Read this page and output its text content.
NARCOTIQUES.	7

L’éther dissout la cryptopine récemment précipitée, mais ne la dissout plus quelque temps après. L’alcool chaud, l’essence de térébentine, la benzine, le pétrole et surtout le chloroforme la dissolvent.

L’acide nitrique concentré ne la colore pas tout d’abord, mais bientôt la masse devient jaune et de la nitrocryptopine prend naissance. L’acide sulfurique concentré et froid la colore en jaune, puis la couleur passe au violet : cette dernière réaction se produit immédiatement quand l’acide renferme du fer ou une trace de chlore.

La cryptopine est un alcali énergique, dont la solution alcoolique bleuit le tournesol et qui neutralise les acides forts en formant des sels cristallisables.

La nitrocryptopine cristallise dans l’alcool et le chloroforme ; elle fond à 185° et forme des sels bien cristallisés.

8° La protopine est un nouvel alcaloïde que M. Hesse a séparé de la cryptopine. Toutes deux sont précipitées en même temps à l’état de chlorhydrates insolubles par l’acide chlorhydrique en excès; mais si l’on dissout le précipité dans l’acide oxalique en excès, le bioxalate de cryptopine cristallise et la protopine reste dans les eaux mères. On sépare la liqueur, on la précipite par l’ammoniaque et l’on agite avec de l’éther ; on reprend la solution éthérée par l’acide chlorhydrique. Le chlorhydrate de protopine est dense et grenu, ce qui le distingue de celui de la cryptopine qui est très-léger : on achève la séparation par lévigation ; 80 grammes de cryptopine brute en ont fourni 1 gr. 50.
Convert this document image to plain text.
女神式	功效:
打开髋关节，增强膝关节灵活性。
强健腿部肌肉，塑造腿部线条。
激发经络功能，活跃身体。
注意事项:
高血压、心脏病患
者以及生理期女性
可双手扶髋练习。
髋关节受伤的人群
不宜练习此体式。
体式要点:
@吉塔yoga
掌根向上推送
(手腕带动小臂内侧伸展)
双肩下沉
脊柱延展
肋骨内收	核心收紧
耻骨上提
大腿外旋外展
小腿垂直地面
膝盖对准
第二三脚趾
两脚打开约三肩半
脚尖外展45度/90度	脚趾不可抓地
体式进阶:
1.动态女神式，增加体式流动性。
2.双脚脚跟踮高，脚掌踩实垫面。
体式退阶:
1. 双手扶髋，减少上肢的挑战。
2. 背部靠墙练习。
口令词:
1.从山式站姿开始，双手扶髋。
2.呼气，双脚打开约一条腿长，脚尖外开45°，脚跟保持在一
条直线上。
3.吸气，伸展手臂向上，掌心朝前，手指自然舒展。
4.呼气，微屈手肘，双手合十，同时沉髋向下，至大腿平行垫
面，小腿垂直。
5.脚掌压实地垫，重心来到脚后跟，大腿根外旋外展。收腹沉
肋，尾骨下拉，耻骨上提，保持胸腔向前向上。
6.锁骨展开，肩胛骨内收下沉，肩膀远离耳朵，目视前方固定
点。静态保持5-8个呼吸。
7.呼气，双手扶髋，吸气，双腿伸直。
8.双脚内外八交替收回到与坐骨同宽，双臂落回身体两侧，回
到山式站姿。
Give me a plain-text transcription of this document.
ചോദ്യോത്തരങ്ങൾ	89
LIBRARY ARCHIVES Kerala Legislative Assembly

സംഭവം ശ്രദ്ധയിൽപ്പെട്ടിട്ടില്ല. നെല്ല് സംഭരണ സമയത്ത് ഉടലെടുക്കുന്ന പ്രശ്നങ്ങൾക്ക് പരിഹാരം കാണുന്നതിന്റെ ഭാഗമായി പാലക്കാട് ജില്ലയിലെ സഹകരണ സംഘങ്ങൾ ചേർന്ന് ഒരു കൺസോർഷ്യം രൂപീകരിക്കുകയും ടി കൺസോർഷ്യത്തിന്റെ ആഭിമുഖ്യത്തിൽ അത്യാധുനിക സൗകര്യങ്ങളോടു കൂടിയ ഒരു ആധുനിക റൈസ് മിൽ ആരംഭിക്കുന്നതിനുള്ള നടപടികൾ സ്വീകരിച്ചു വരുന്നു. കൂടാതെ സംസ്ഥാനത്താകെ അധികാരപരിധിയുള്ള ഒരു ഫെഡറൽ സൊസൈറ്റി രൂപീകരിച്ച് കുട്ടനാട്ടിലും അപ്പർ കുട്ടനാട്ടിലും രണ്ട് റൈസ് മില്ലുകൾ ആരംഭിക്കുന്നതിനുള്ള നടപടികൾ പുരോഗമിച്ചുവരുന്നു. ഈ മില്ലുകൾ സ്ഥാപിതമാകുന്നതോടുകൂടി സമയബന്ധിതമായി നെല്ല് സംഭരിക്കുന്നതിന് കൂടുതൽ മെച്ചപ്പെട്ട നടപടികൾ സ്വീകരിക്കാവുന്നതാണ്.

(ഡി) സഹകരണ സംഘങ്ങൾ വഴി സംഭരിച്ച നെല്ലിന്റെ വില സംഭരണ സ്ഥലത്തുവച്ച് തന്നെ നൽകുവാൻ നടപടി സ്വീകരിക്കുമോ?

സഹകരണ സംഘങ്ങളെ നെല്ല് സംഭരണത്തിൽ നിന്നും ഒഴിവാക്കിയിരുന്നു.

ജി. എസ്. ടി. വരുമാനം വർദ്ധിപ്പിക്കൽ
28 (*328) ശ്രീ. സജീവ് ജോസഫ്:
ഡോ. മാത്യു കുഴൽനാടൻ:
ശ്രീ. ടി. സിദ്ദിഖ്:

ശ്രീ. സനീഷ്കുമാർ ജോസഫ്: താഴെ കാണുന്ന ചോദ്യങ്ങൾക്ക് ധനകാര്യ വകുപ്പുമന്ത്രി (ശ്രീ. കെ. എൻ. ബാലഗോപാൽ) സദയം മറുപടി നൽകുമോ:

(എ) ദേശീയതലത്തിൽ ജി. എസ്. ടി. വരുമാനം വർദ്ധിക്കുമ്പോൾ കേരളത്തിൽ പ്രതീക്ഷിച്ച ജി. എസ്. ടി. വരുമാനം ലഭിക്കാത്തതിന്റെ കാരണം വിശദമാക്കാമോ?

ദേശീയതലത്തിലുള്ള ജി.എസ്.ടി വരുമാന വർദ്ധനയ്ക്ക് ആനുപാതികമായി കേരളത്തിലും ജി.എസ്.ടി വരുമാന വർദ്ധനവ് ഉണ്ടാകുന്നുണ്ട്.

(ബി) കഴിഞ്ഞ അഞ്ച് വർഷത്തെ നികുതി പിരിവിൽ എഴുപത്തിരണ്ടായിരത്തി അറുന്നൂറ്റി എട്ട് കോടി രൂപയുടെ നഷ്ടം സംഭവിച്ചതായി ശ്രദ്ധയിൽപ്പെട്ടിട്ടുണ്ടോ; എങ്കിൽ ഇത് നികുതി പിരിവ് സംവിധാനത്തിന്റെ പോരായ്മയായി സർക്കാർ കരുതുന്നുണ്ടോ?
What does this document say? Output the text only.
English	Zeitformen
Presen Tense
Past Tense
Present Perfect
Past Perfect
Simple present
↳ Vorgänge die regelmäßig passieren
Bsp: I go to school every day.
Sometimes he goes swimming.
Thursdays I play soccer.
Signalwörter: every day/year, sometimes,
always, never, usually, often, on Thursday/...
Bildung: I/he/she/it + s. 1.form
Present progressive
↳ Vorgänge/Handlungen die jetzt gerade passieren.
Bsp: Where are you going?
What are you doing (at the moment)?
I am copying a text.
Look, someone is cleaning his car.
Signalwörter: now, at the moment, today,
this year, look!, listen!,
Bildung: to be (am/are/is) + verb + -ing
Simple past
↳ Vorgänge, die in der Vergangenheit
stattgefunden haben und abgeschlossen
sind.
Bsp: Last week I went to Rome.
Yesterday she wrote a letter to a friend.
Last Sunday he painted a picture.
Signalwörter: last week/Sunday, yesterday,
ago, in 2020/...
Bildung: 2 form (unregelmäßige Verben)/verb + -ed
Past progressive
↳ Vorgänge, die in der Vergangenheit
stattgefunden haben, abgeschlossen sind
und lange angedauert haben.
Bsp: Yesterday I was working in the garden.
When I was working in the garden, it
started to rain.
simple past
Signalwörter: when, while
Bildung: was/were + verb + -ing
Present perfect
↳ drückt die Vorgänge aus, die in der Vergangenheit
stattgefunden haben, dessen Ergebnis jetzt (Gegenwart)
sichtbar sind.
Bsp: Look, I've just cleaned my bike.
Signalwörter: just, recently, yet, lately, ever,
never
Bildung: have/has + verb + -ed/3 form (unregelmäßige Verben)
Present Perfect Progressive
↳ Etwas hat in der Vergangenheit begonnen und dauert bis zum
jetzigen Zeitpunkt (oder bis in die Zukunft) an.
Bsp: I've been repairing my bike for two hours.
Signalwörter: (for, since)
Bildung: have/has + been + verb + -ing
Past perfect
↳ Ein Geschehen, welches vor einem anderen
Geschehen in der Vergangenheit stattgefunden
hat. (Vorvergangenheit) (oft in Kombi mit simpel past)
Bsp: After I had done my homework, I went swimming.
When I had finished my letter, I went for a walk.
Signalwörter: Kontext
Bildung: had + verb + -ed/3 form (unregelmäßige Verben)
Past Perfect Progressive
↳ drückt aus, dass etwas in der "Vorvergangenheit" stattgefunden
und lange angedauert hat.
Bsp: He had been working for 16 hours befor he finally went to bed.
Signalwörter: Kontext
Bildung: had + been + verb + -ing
******************************
## Task brief:
Extract, from the material above, each line holding the word "every".

## Solution to the exercise:
Bsp: I go to school every day.
Signalwörter: every day/year, sometimes,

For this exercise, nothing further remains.